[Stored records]
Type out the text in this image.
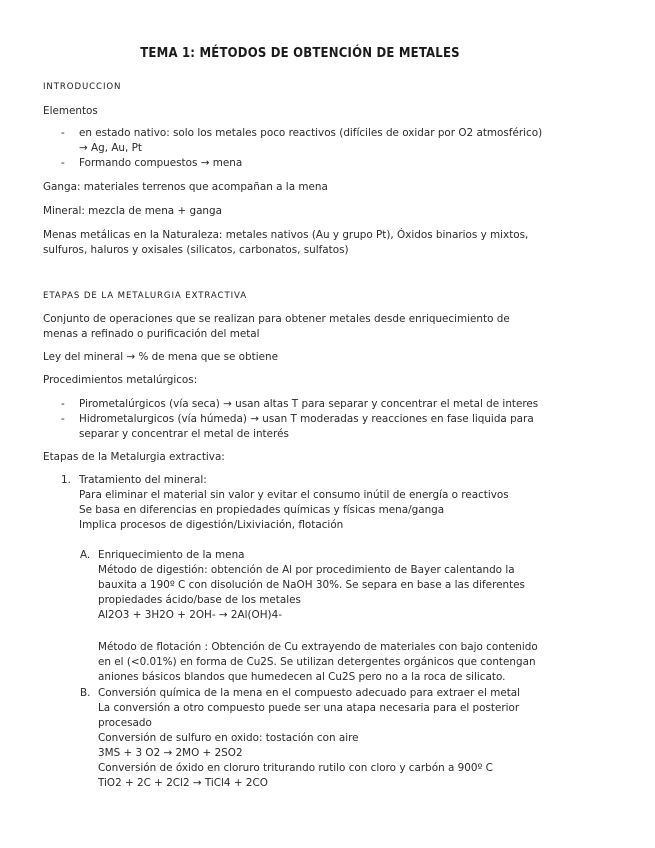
TEMA 1: MÉTODOS DE OBTENCIÓN DE METALES
INTRODUCCION
Elementos
- en estado nativo: solo los metales poco reactivos (difíciles de oxidar por O2 atmosférico)
→ Ag, Au, Pt
- Formando compuestos → mena
Ganga: materiales terrenos que acompañan a la mena
Mineral: mezcla de mena + ganga
Menas metálicas en la Naturaleza: metales nativos (Au y grupo Pt), Óxidos binarios y mixtos,
sulfuros, haluros y oxisales (silicatos, carbonatos, sulfatos)
ETAPAS DE LA METALURGIA EXTRACTIVA
Conjunto de operaciones que se realizan para obtener metales desde enriquecimiento de
menas a refinado o purificación del metal
Ley del mineral → % de mena que se obtiene
Procedimientos metalúrgicos:
- Pirometalúrgicos (vía seca) → usan altas T para separar y concentrar el metal de interes
- Hidrometalurgicos (vía húmeda) → usan T moderadas y reacciones en fase liquida para
separar y concentrar el metal de interés
Etapas de la Metalurgia extractiva:
1. Tratamiento del mineral:
Para eliminar el material sin valor y evitar el consumo inútil de energía o reactivos
Se basa en diferencias en propiedades químicas y físicas mena/ganga
Implica procesos de digestión/Lixiviación, flotación
A. Enriquecimiento de la mena
Método de digestión: obtención de Al por procedimiento de Bayer calentando la
bauxita a 190º C con disolución de NaOH 30%. Se separa en base a las diferentes
propiedades ácido/base de los metales
Al2O3 + 3H2O + 2OH- → 2Al(OH)4-
Método de flotación : Obtención de Cu extrayendo de materiales con bajo contenido
en el (<0.01%) en forma de Cu2S. Se utilizan detergentes orgánicos que contengan
aniones básicos blandos que humedecen al Cu2S pero no a la roca de silicato.
B. Conversión química de la mena en el compuesto adecuado para extraer el metal
La conversión a otro compuesto puede ser una atapa necesaria para el posterior
procesado
Conversión de sulfuro en oxido: tostación con aire
3MS + 3 O2 → 2MO + 2SO2
Conversión de óxido en cloruro triturando rutilo con cloro y carbón a 900º C
TiO2 + 2C + 2Cl2 → TiCl4 + 2CO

WHAT YOU SHOULD DO
Find each line holding the string "propiedades" and copy it out.

RESULT FOR THIS TASK
Se basa en diferencias en propiedades químicas y físicas mena/ganga
propiedades ácido/base de los metales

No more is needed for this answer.